-- start of Records shown --
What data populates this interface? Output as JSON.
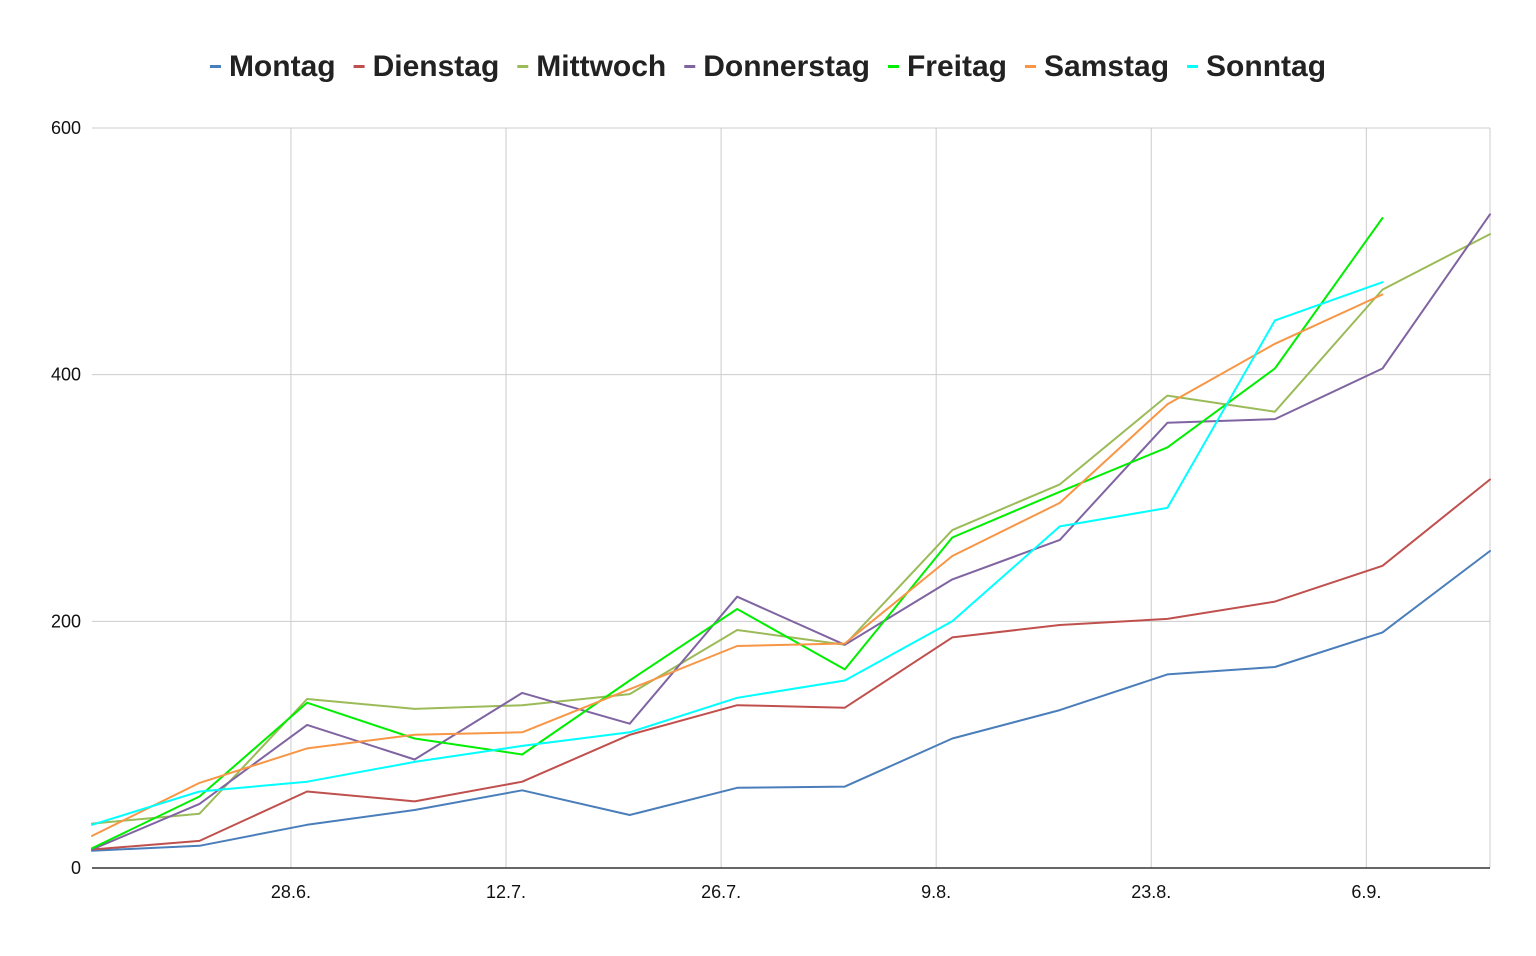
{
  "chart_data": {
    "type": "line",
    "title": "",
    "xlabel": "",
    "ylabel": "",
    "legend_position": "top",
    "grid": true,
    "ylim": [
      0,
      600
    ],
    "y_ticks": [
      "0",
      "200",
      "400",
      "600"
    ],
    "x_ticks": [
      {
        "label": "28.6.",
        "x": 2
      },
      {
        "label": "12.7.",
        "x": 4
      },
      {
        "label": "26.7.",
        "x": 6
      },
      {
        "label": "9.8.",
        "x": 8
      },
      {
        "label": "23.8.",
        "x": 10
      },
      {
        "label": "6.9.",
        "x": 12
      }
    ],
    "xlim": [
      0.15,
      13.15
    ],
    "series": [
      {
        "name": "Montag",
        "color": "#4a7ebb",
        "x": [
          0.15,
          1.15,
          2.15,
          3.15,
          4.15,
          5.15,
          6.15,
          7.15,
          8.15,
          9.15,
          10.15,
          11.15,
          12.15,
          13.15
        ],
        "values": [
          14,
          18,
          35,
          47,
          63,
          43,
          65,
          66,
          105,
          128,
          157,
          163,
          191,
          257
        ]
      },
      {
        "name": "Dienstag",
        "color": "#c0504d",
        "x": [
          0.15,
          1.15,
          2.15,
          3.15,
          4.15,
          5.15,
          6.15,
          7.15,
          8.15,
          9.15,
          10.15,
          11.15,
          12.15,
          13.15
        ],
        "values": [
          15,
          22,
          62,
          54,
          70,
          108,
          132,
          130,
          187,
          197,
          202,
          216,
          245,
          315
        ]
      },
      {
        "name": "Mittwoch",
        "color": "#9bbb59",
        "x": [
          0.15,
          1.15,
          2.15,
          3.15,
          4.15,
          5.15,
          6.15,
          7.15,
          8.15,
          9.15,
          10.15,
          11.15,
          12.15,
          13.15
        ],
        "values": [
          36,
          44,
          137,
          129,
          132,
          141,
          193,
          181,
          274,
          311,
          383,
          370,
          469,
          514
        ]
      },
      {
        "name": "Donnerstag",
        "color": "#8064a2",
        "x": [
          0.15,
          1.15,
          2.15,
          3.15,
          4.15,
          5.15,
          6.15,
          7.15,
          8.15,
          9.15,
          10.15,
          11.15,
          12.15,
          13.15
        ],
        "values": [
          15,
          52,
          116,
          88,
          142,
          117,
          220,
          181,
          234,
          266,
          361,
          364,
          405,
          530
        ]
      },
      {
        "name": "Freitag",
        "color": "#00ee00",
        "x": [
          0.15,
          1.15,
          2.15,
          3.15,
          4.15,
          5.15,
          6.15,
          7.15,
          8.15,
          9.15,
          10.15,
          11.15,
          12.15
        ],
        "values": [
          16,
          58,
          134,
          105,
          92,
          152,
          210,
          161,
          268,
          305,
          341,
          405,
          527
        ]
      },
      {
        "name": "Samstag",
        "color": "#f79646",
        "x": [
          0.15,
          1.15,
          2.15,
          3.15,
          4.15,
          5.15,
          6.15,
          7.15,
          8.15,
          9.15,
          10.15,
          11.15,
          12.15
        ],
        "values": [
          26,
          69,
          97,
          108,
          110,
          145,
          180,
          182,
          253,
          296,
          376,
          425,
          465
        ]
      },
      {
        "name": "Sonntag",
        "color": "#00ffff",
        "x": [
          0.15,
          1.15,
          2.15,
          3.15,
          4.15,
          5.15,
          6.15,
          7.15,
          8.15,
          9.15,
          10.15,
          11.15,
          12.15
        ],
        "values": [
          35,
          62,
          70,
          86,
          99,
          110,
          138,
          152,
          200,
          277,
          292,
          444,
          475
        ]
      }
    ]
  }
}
-- end of Records shown --
-- start of Records shown --
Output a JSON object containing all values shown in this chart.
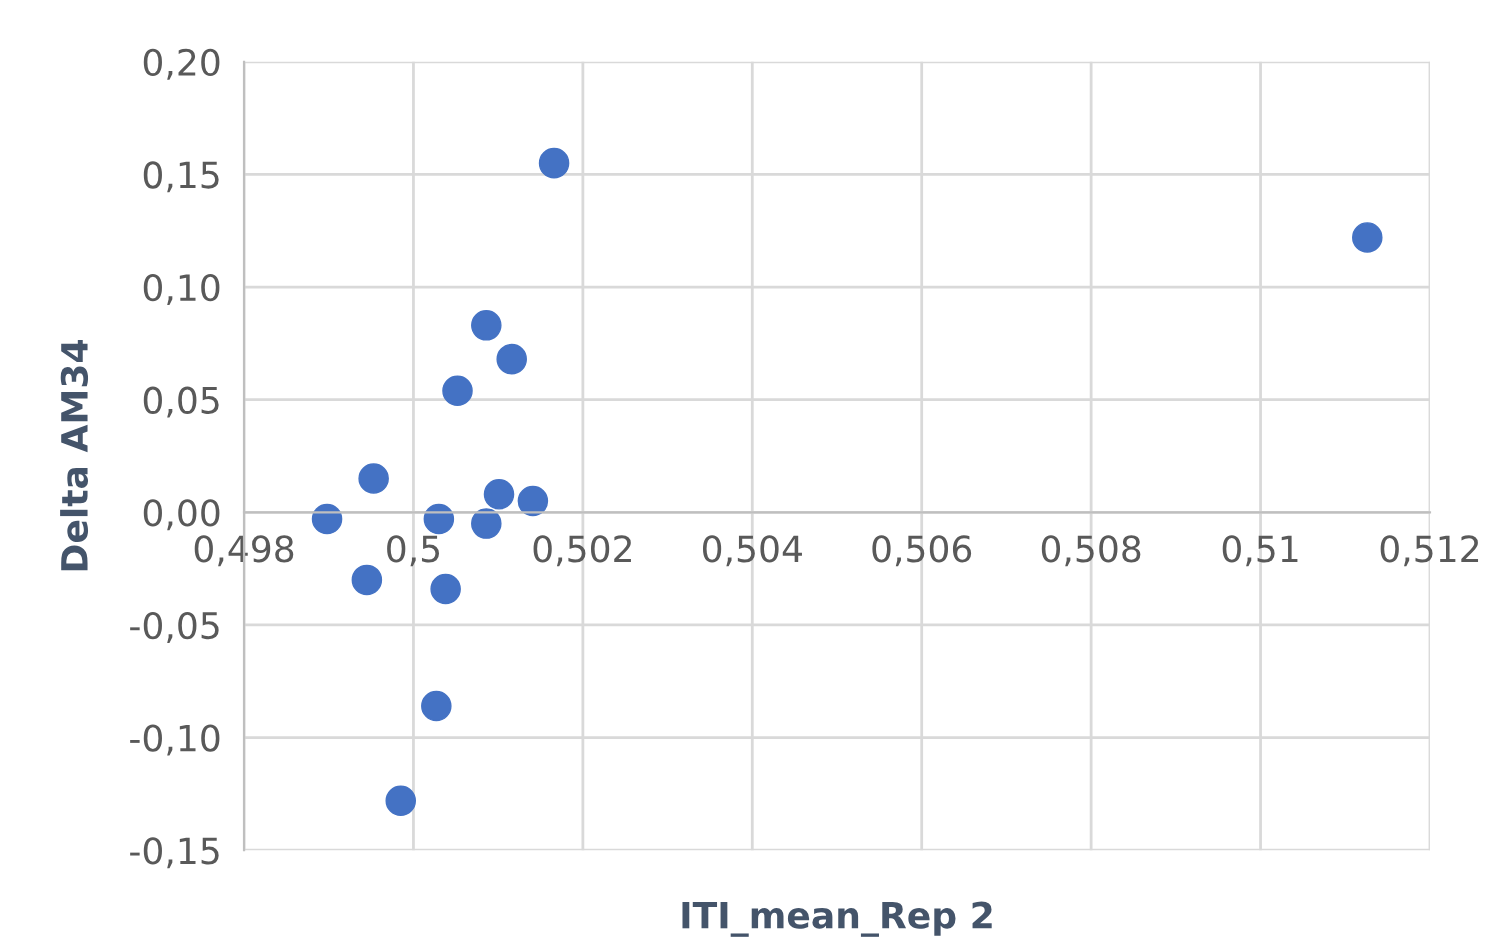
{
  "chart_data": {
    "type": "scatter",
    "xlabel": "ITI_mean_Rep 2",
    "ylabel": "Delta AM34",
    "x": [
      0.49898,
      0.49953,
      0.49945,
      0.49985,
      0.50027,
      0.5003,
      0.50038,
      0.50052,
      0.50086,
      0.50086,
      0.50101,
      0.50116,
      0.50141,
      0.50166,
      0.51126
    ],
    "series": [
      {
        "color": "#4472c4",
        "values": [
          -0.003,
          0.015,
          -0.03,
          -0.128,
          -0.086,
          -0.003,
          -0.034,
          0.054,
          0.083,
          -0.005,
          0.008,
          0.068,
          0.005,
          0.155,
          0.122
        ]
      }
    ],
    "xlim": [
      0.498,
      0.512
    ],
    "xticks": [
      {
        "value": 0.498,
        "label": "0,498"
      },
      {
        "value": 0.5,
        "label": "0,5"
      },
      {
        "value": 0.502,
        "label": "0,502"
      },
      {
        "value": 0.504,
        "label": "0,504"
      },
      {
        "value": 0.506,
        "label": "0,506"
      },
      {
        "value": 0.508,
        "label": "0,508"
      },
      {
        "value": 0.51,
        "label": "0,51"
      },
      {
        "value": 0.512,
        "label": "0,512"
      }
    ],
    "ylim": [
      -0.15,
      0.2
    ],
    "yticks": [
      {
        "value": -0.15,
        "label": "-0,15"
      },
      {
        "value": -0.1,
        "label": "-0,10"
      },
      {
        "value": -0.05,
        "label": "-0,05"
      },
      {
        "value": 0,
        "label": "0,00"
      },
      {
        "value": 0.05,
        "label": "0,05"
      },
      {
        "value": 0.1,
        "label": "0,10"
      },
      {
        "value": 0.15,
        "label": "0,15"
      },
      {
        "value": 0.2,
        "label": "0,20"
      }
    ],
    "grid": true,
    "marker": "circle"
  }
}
-- end of Records shown --
**Exercise aim:** Look through the material above. Copy each line where the word "JSON" appears.

**Exercise solution:**
What data populates this interface? Output as JSON.
Output a JSON object containing all values shown in this chart.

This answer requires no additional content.